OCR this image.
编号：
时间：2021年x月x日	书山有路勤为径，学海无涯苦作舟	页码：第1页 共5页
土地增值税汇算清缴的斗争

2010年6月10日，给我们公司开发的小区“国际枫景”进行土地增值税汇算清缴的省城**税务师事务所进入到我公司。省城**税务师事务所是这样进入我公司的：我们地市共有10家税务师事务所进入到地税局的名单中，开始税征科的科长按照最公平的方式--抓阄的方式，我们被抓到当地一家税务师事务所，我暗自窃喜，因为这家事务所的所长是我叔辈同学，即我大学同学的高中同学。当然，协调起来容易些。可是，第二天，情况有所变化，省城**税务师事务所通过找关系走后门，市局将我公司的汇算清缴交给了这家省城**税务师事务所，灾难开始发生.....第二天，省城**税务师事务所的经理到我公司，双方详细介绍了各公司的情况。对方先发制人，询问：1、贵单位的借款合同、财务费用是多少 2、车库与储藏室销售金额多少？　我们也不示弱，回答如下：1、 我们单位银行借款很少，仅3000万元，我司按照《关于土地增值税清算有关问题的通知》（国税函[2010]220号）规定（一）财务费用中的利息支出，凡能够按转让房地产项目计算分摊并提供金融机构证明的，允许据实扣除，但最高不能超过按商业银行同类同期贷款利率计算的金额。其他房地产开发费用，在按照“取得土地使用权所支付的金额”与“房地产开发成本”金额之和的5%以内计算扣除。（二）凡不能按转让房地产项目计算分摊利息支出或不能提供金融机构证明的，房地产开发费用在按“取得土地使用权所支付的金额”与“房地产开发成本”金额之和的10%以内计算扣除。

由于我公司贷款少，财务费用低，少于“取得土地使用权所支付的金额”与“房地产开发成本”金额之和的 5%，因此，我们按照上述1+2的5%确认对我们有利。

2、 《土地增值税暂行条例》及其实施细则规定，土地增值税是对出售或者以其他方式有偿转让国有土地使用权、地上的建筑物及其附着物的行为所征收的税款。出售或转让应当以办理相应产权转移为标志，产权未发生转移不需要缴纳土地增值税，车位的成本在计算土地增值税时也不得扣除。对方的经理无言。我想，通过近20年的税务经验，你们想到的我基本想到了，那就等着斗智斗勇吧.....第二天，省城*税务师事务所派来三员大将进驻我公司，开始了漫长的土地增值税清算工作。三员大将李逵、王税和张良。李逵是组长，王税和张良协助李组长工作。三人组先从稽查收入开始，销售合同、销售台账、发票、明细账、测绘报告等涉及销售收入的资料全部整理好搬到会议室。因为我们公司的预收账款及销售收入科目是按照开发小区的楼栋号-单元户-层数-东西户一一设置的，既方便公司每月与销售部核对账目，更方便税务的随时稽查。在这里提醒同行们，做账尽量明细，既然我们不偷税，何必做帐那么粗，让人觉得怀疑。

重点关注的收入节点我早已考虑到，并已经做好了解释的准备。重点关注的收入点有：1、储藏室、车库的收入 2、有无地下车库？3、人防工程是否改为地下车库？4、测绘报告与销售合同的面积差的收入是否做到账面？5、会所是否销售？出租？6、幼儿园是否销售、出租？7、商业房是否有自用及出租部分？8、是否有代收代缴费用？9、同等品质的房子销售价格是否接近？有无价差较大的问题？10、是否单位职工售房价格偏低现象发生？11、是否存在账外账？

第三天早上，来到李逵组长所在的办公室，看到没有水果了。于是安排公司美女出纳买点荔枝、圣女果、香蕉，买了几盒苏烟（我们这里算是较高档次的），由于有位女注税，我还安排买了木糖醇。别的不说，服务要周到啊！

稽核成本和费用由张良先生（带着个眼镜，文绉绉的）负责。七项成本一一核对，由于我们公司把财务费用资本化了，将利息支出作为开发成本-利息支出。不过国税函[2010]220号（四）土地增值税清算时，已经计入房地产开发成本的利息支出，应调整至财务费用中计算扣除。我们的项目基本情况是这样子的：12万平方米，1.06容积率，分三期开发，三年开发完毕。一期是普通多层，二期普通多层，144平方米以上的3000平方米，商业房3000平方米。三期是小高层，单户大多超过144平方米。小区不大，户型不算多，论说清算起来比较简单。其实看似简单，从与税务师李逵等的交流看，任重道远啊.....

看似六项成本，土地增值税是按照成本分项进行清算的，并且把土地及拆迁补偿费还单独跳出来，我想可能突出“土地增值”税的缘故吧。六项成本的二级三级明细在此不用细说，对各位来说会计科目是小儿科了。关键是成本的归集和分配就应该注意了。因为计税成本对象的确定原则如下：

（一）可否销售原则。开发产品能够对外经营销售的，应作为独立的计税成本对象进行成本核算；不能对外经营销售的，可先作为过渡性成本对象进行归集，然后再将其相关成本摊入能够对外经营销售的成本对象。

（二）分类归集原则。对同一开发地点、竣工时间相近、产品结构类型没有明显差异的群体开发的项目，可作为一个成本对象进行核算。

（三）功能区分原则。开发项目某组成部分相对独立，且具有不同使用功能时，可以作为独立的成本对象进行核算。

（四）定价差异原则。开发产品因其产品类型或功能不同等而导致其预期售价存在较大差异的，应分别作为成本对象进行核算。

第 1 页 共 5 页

DO THIS
Copy out the material above in its entirety. Every detail must match.

RESPONSE TO THE TASK
OCR this image.
编号：
时间：2021年x月x日	书山有路勤为径，学海无涯苦作舟	页码：第1页 共5页
土地增值税汇算清缴的斗争

2010年6月10日，给我们公司开发的小区“国际枫景”进行土地增值税汇算清缴的省城**税务师事务所进入到我公司。省城**税务师事务所是这样进入我公司的：我们地市共有10家税务师事务所进入到地税局的名单中，开始税征科的科长按照最公平的方式--抓阄的方式，我们被抓到当地一家税务师事务所，我暗自窃喜，因为这家事务所的所长是我叔辈同学，即我大学同学的高中同学。当然，协调起来容易些。可是，第二天，情况有所变化，省城**税务师事务所通过找关系走后门，市局将我公司的汇算清缴交给了这家省城**税务师事务所，灾难开始发生.....第二天，省城**税务师事务所的经理到我公司，双方详细介绍了各公司的情况。对方先发制人，询问：1、贵单位的借款合同、财务费用是多少 2、车库与储藏室销售金额多少？　我们也不示弱，回答如下：1、 我们单位银行借款很少，仅3000万元，我司按照《关于土地增值税清算有关问题的通知》（国税函[2010]220号）规定（一）财务费用中的利息支出，凡能够按转让房地产项目计算分摊并提供金融机构证明的，允许据实扣除，但最高不能超过按商业银行同类同期贷款利率计算的金额。其他房地产开发费用，在按照“取得土地使用权所支付的金额”与“房地产开发成本”金额之和的5%以内计算扣除。（二）凡不能按转让房地产项目计算分摊利息支出或不能提供金融机构证明的，房地产开发费用在按“取得土地使用权所支付的金额”与“房地产开发成本”金额之和的10%以内计算扣除。

由于我公司贷款少，财务费用低，少于“取得土地使用权所支付的金额”与“房地产开发成本”金额之和的 5%，因此，我们按照上述1+2的5%确认对我们有利。

2、 《土地增值税暂行条例》及其实施细则规定，土地增值税是对出售或者以其他方式有偿转让国有土地使用权、地上的建筑物及其附着物的行为所征收的税款。出售或转让应当以办理相应产权转移为标志，产权未发生转移不需要缴纳土地增值税，车位的成本在计算土地增值税时也不得扣除。对方的经理无言。我想，通过近20年的税务经验，你们想到的我基本想到了，那就等着斗智斗勇吧.....第二天，省城*税务师事务所派来三员大将进驻我公司，开始了漫长的土地增值税清算工作。三员大将李逵、王税和张良。李逵是组长，王税和张良协助李组长工作。三人组先从稽查收入开始，销售合同、销售台账、发票、明细账、测绘报告等涉及销售收入的资料全部整理好搬到会议室。因为我们公司的预收账款及销售收入科目是按照开发小区的楼栋号-单元户-层数-东西户一一设置的，既方便公司每月与销售部核对账目，更方便税务的随时稽查。在这里提醒同行们，做账尽量明细，既然我们不偷税，何必做帐那么粗，让人觉得怀疑。

重点关注的收入节点我早已考虑到，并已经做好了解释的准备。重点关注的收入点有：1、储藏室、车库的收入 2、有无地下车库？3、人防工程是否改为地下车库？4、测绘报告与销售合同的面积差的收入是否做到账面？5、会所是否销售？出租？6、幼儿园是否销售、出租？7、商业房是否有自用及出租部分？8、是否有代收代缴费用？9、同等品质的房子销售价格是否接近？有无价差较大的问题？10、是否单位职工售房价格偏低现象发生？11、是否存在账外账？

第三天早上，来到李逵组长所在的办公室，看到没有水果了。于是安排公司美女出纳买点荔枝、圣女果、香蕉，买了几盒苏烟（我们这里算是较高档次的），由于有位女注税，我还安排买了木糖醇。别的不说，服务要周到啊！

稽核成本和费用由张良先生（带着个眼镜，文绉绉的）负责。七项成本一一核对，由于我们公司把财务费用资本化了，将利息支出作为开发成本-利息支出。不过国税函[2010]220号（四）土地增值税清算时，已经计入房地产开发成本的利息支出，应调整至财务费用中计算扣除。我们的项目基本情况是这样子的：12万平方米，1.06容积率，分三期开发，三年开发完毕。一期是普通多层，二期普通多层，144平方米以上的3000平方米，商业房3000平方米。三期是小高层，单户大多超过144平方米。小区不大，户型不算多，论说清算起来比较简单。其实看似简单，从与税务师李逵等的交流看，任重道远啊.....

看似六项成本，土地增值税是按照成本分项进行清算的，并且把土地及拆迁补偿费还单独跳出来，我想可能突出“土地增值”税的缘故吧。六项成本的二级三级明细在此不用细说，对各位来说会计科目是小儿科了。关键是成本的归集和分配就应该注意了。因为计税成本对象的确定原则如下：

（一）可否销售原则。开发产品能够对外经营销售的，应作为独立的计税成本对象进行成本核算；不能对外经营销售的，可先作为过渡性成本对象进行归集，然后再将其相关成本摊入能够对外经营销售的成本对象。

（二）分类归集原则。对同一开发地点、竣工时间相近、产品结构类型没有明显差异的群体开发的项目，可作为一个成本对象进行核算。

（三）功能区分原则。开发项目某组成部分相对独立，且具有不同使用功能时，可以作为独立的成本对象进行核算。

（四）定价差异原则。开发产品因其产品类型或功能不同等而导致其预期售价存在较大差异的，应分别作为成本对象进行核算。

第 1 页 共 5 页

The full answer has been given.